┌─ Input rows
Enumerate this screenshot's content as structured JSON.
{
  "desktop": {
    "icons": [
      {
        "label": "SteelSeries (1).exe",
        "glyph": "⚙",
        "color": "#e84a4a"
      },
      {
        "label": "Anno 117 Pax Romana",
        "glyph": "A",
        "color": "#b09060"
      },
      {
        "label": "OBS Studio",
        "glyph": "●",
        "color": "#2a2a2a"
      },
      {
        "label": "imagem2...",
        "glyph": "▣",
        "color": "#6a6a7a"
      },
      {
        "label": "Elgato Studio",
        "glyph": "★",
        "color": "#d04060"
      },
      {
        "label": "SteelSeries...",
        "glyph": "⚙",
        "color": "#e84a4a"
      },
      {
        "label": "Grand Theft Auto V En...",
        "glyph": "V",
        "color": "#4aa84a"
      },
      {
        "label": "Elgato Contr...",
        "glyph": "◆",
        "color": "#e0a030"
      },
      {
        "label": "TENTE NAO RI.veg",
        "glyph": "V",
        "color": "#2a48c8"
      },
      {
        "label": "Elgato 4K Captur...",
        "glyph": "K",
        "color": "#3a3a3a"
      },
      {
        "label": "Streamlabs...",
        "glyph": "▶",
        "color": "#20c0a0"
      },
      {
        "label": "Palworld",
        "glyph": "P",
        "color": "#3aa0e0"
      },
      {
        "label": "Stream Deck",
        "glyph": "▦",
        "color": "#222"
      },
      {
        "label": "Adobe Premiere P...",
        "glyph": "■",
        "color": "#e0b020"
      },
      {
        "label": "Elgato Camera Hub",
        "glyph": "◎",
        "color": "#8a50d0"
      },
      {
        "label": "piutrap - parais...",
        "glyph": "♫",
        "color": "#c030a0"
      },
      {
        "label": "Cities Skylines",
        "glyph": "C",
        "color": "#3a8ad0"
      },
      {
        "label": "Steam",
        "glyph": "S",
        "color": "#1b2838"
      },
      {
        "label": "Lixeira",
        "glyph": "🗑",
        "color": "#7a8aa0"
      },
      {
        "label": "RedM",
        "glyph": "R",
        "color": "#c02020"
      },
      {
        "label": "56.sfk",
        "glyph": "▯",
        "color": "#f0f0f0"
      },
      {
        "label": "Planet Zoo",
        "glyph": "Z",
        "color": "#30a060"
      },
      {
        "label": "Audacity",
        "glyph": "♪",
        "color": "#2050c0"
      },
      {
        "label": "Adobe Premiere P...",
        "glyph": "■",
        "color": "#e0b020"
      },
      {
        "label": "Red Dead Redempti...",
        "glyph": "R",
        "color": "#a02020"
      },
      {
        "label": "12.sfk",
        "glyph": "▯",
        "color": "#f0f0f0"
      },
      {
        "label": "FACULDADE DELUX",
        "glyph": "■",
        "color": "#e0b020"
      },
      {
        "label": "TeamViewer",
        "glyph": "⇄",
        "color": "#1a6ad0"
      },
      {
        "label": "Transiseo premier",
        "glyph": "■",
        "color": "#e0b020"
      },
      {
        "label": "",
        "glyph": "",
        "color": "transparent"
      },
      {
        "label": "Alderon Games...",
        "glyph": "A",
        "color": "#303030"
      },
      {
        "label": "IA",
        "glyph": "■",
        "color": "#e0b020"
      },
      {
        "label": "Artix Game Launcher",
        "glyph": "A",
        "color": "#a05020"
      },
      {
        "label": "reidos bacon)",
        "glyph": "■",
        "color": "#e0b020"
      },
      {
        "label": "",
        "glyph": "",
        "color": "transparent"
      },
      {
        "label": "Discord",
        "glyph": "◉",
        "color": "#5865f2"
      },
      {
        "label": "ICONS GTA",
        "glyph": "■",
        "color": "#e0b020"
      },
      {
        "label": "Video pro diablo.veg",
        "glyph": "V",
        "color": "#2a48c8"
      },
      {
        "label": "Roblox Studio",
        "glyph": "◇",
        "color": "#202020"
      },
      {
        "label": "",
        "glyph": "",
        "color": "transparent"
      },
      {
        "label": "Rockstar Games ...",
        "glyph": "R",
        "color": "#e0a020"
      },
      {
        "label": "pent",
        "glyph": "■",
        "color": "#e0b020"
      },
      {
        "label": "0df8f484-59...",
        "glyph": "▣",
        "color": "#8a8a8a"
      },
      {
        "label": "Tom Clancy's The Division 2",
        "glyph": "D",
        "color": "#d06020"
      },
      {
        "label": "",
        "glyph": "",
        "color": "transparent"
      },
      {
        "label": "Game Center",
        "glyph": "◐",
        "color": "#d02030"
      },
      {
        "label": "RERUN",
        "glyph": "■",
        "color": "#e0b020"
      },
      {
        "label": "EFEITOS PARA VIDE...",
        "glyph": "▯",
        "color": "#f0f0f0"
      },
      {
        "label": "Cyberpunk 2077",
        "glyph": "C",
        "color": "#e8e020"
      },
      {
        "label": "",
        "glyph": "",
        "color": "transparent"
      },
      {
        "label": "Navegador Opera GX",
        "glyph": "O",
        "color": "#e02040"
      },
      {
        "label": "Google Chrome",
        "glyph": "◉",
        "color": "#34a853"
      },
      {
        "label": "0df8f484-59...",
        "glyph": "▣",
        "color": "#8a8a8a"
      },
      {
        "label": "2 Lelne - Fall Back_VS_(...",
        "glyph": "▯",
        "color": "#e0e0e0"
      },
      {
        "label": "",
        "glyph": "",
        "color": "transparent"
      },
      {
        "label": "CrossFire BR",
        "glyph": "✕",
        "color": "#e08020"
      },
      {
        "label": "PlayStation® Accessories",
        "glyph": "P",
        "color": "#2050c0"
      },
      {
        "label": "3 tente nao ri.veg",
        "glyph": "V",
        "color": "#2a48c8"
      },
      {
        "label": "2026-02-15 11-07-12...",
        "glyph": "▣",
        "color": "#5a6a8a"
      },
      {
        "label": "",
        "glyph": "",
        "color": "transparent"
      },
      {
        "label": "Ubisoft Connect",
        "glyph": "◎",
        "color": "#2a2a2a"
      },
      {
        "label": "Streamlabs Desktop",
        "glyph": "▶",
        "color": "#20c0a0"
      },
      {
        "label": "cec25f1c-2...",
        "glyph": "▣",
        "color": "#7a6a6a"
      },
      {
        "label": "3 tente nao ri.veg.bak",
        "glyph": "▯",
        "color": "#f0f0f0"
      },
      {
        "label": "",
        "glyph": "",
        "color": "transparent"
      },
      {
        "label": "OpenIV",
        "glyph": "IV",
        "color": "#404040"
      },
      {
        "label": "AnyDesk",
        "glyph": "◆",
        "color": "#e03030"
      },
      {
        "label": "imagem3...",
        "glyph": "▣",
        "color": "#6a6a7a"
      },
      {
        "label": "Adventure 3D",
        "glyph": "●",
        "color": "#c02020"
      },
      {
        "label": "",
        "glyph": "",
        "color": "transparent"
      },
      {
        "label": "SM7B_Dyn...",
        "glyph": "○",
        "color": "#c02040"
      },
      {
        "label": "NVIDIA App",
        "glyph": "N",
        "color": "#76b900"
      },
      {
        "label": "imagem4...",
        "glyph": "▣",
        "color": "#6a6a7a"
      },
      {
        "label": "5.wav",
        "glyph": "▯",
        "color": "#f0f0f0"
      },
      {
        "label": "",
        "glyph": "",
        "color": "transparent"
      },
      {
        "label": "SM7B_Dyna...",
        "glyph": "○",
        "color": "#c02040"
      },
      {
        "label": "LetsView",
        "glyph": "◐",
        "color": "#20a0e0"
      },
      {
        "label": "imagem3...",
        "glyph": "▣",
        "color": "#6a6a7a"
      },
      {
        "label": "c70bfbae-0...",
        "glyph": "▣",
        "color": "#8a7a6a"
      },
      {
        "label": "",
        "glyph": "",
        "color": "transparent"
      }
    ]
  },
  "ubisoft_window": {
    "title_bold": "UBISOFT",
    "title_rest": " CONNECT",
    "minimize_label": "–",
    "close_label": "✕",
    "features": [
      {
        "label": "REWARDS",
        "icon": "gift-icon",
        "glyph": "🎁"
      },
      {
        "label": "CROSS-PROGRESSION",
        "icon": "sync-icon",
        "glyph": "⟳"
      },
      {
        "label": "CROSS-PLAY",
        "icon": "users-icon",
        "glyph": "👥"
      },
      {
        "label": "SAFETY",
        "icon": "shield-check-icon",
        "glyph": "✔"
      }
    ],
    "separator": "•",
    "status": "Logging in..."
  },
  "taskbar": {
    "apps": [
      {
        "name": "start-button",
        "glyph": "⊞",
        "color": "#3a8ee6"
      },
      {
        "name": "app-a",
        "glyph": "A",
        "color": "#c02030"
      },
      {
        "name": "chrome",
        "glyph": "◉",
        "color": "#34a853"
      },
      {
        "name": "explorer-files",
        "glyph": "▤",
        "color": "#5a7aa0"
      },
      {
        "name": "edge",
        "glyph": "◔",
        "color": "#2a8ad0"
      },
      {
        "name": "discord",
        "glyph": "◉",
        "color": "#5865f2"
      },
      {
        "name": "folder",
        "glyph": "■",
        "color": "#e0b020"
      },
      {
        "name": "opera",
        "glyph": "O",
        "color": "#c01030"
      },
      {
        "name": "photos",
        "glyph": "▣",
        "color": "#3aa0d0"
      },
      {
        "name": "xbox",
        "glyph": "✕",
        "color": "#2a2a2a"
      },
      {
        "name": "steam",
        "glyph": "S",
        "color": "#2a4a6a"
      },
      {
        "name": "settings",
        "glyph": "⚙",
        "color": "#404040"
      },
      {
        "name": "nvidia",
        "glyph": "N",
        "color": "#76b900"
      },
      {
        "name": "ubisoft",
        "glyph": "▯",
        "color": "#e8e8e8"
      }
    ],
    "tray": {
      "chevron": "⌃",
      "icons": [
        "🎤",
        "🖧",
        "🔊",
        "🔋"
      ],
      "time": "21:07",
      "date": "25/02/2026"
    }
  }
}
└─
> [Your instructions]
Track down the lines that include the word "Games" and copy them.

> [Written response]
        "label": "Alderon Games...",
        "label": "Rockstar Games ...",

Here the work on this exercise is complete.